Written exercise ->
Find and copy each line of the records where the string "label" shows up.

____ Source data

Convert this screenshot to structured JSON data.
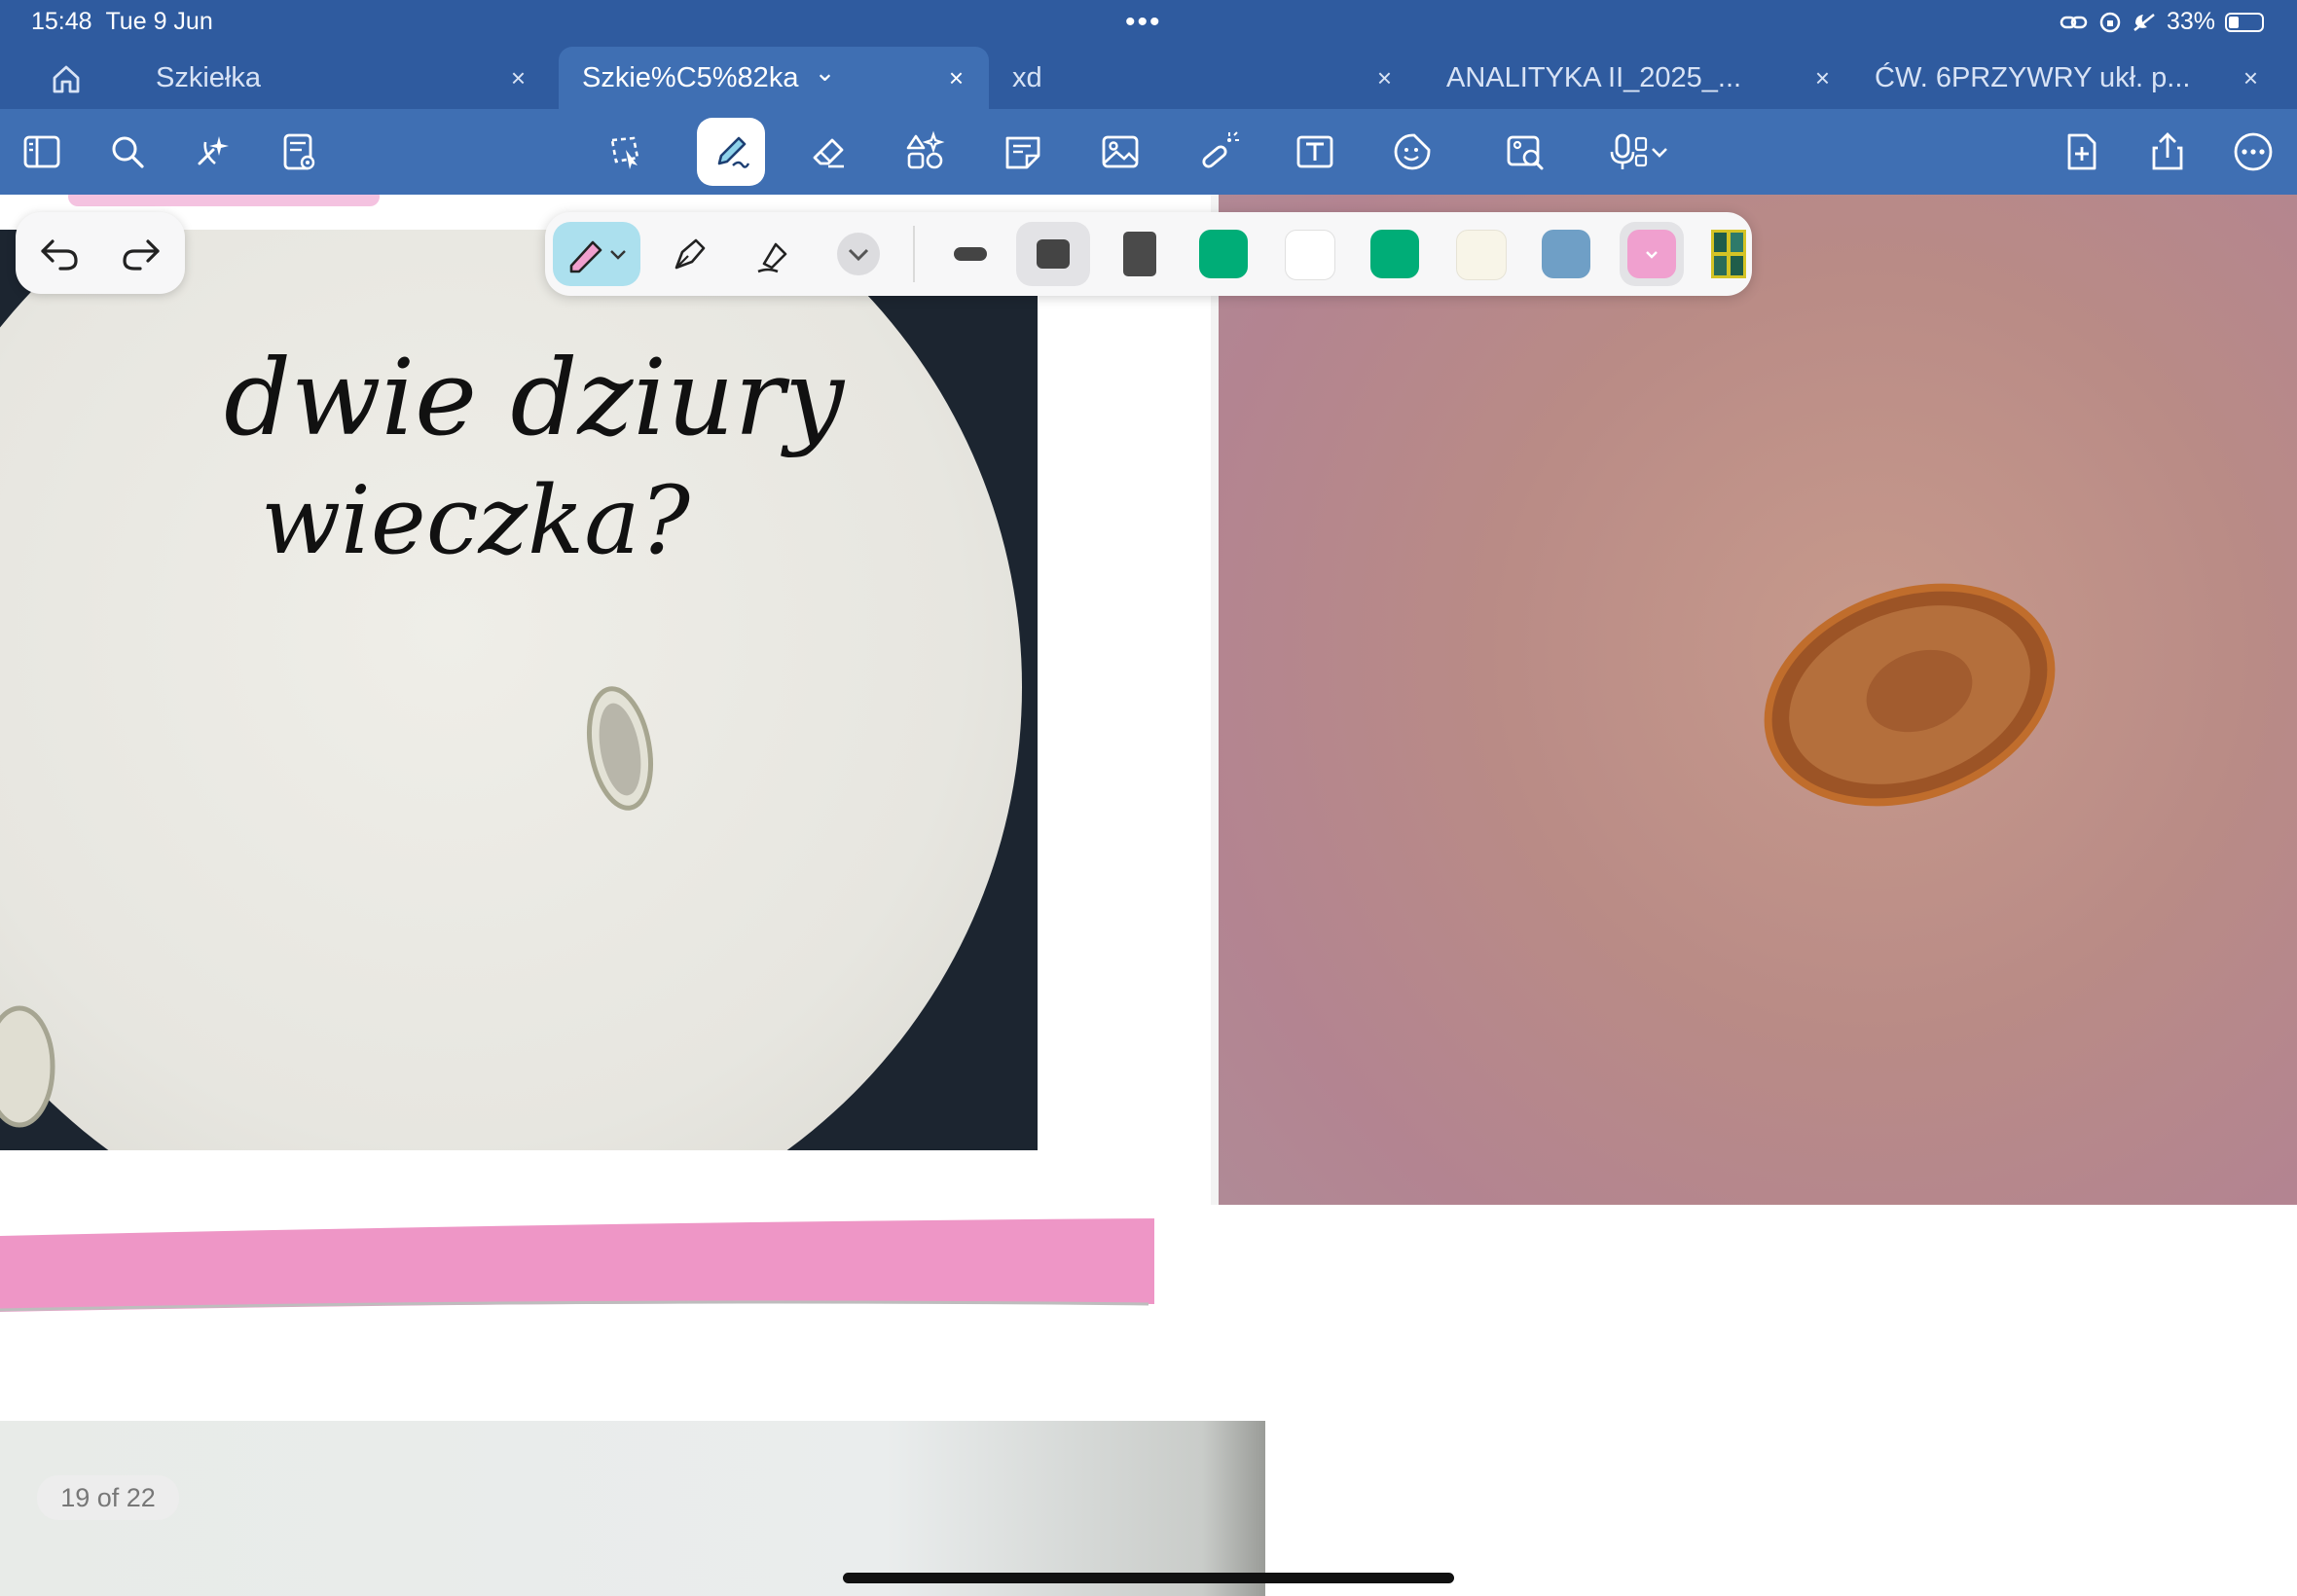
{
  "status_bar": {
    "time": "15:48",
    "date": "Tue 9 Jun",
    "dots": "•••",
    "battery": "33%"
  },
  "tabs": [
    {
      "label": "Szkiełka",
      "active": false
    },
    {
      "label": "Szkie%C5%82ka",
      "active": true
    },
    {
      "label": "xd",
      "active": false
    },
    {
      "label": "ANALITYKA II_2025_...",
      "active": false
    },
    {
      "label": "ĆW. 6PRZYWRY ukł. p...",
      "active": false
    }
  ],
  "tab_close": "×",
  "tab_active_chevron": "⌄",
  "toolbar_icons": [
    "sidebar-icon",
    "search-icon",
    "ai-sparkle-icon",
    "document-reader-icon",
    "lasso-select-icon",
    "pen-icon",
    "eraser-icon",
    "shapes-icon",
    "sticky-note-icon",
    "image-icon",
    "laser-pointer-icon",
    "text-box-icon",
    "sticker-icon",
    "image-search-icon",
    "microphone-icon",
    "new-page-icon",
    "share-icon",
    "more-icon"
  ],
  "pen_palette": {
    "colors": [
      "#555555",
      "#505050",
      "#4a4a4a",
      "#00ad77",
      "#ffffff",
      "#00ad77",
      "#f8f5e8",
      "#6f9fc6",
      "#f0a0cf"
    ],
    "selected_color": "#f0a0cf"
  },
  "handwriting": {
    "line1": "dwie dziury",
    "line2": "wieczka?"
  },
  "page_counter": "19 of 22",
  "colors": {
    "app_blue": "#2f5b9f",
    "toolbar_blue": "#3f6fb3",
    "highlight_pink": "#ee96c6"
  }
}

________

Full answer ->
      "label": "Szkiełka",
      "label": "Szkie%C5%82ka",
      "label": "xd",
      "label": "ANALITYKA II_2025_...",
      "label": "ĆW. 6PRZYWRY ukł. p...",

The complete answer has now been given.